= REQUIRED WORK =
Copy the text below on loading files with getResourceAsStream in full, with no changes.

= SELECTED EXCERPT =

Sounds like the resource probably doesn't exist with that name.
Are you aware that Class.getResourceAsStream() finds a resource relative to that class's package, whereas ClassLoader.getResourceAsStream() doesn't? You can use a leading forward slash in Class.getResourceAsStream() to mimic this, so
Foo.class.getResourceAsStream("/bar.png")
is roughly equivalent to
Foo.class.getClassLoader().getResourceAsStream("bar.png")
Is this actually a file (i.e. a specific file on the normal file system) that you're trying to load? If so, using FileInputStream would be a better bet. Use Class.getResourceAsStream() if it's a resource bundled in a jar file or in the classpath in some other way; use FileInputStream if it's an arbitrary file which could be anywhere in the file system.
EDIT: Another thing to be careful of, which has caused me problems before now - if this has worked on your dev box which happens to be Windows, and is now failing on a production server which happens to be Unix, check the case of the filename. The fact that different file systems handle case-sensitivity differently can be a pain...
Are you checking to see if the file exists before you pass it to readFilesInBytes()? Note that Class.getResourceAsStream() returns null if the file cannot be found. You probably want to do:
private static byte[] readFilesInBytes(String file) throws IOException {
File testFile = new File(file);
if (!testFile.exists()) {
throw new FileNotFoundException("File " + file + " does not exist");
}
return IOUtils.toByteArray(TestConversion.class.getResourceAsStream(file));
}
or better yet:
private static byte[] readFilesInBytes(String file) throws IOException {
InputStream stream = TestConversion.class.getResourceAsStream(file);
if (stream == null) {
throw new FileNotFoundException("readFilesInBytes: File " + file
+ " does not exist");
}
return IOUtils.toByteArray(stream);
}
This class reads a TXT file in the classpath and uses TextConversion to convert to PDF, then save the pdf in the file system.

Stored data entries

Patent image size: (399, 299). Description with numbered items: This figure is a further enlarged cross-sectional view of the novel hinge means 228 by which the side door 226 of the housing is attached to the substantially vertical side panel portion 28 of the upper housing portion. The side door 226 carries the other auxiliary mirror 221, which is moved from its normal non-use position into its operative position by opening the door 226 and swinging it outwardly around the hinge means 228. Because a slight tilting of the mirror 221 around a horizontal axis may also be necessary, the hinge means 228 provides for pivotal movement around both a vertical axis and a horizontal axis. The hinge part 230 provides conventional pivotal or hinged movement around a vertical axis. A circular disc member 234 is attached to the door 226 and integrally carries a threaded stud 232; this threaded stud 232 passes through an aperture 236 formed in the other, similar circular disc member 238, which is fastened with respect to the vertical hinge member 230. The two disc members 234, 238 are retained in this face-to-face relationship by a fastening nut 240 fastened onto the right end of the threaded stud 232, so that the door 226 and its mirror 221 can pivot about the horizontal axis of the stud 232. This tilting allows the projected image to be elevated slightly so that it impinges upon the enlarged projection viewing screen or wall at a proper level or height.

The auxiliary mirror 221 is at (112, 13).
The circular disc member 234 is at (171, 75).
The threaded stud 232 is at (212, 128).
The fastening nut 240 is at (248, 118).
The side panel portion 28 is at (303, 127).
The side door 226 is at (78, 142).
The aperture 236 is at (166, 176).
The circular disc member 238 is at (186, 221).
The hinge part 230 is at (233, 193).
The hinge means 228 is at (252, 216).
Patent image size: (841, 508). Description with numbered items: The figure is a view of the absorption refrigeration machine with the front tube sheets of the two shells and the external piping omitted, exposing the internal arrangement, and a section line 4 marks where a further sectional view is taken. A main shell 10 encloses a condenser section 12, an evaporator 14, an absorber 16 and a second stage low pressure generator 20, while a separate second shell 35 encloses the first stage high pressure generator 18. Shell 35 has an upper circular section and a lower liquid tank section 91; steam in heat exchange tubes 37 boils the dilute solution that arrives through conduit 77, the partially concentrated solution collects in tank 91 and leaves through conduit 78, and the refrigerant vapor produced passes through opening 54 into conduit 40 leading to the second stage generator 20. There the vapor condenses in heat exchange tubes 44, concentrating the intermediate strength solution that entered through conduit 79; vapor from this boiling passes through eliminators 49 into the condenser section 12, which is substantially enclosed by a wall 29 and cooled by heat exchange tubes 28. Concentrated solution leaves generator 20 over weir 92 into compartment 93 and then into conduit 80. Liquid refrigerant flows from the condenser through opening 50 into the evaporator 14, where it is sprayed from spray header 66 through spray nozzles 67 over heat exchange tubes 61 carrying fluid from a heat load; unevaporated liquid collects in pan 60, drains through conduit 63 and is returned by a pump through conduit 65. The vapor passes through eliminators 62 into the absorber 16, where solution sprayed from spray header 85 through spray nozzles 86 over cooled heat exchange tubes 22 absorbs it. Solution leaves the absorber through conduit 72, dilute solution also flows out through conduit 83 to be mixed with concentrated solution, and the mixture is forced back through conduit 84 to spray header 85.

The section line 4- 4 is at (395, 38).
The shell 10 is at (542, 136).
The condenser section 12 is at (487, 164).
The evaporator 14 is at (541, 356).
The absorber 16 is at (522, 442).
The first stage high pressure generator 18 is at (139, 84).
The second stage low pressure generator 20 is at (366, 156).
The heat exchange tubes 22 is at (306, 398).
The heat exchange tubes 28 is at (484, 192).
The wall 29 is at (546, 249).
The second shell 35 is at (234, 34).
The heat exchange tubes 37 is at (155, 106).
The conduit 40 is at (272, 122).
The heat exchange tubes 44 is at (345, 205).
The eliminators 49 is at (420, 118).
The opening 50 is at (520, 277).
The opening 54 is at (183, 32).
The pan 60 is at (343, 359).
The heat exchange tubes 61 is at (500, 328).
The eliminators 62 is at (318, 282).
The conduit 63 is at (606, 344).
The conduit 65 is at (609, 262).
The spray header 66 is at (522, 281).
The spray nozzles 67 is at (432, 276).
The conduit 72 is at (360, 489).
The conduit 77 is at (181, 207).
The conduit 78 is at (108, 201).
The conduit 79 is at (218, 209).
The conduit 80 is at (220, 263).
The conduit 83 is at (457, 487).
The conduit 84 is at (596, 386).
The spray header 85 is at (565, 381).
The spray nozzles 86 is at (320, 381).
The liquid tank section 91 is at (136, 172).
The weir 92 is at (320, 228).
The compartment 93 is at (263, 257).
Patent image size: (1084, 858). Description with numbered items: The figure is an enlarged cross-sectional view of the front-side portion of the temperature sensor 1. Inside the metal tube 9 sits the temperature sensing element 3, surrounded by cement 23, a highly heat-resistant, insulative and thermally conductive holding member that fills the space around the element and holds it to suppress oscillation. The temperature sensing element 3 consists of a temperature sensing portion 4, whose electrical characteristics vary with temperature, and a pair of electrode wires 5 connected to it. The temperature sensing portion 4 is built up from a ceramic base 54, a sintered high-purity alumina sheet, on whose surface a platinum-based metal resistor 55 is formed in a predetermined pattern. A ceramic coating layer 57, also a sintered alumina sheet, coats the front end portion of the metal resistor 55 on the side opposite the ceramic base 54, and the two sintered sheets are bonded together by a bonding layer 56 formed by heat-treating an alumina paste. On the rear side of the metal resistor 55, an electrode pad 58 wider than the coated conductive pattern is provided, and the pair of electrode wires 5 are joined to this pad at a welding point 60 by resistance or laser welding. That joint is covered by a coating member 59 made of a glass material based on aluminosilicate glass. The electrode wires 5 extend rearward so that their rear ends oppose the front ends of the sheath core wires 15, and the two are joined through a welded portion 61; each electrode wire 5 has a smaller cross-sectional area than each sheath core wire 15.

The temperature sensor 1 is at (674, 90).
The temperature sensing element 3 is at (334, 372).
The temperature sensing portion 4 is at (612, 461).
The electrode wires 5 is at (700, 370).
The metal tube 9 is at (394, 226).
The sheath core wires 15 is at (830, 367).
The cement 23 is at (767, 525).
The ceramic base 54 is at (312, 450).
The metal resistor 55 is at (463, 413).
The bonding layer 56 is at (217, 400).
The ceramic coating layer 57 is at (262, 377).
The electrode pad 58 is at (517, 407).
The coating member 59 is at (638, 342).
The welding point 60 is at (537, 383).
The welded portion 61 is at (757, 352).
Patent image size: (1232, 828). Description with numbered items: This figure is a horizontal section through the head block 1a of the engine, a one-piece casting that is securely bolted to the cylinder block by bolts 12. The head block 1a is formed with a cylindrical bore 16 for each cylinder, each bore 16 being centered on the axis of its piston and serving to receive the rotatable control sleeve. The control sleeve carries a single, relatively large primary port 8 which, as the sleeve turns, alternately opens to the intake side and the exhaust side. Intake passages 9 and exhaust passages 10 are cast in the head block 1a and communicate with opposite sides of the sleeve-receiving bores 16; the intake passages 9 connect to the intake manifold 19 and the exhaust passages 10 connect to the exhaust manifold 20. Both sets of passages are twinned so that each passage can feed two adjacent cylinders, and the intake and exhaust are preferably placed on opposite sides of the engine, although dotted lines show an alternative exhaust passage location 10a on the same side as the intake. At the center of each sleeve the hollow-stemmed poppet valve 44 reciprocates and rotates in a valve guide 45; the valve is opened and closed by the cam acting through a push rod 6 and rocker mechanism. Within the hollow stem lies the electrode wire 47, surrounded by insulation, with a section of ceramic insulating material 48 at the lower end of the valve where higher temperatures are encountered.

= RESULT OF THIS TASK =
Sounds like the resource probably doesn't exist with that name.
Are you aware that Class.getResourceAsStream() finds a resource relative to that class's package, whereas ClassLoader.getResourceAsStream() doesn't? You can use a leading forward slash in Class.getResourceAsStream() to mimic this, so
Foo.class.getResourceAsStream("/bar.png")
is roughly equivalent to
Foo.class.getClassLoader().getResourceAsStream("bar.png")
Is this actually a file (i.e. a specific file on the normal file system) that you're trying to load? If so, using FileInputStream would be a better bet. Use Class.getResourceAsStream() if it's a resource bundled in a jar file or in the classpath in some other way; use FileInputStream if it's an arbitrary file which could be anywhere in the file system.
EDIT: Another thing to be careful of, which has caused me problems before now - if this has worked on your dev box which happens to be Windows, and is now failing on a production server which happens to be Unix, check the case of the filename. The fact that different file systems handle case-sensitivity differently can be a pain...
Are you checking to see if the file exists before you pass it to readFilesInBytes()? Note that Class.getResourceAsStream() returns null if the file cannot be found. You probably want to do:
private static byte[] readFilesInBytes(String file) throws IOException {
File testFile = new File(file);
if (!testFile.exists()) {
throw new FileNotFoundException("File " + file + " does not exist");
}
return IOUtils.toByteArray(TestConversion.class.getResourceAsStream(file));
}
or better yet:
private static byte[] readFilesInBytes(String file) throws IOException {
InputStream stream = TestConversion.class.getResourceAsStream(file);
if (stream == null) {
throw new FileNotFoundException("readFilesInBytes: File " + file
+ " does not exist");
}
return IOUtils.toByteArray(stream);
}
This class reads a TXT file in the classpath and uses TextConversion to convert to PDF, then save the pdf in the file system.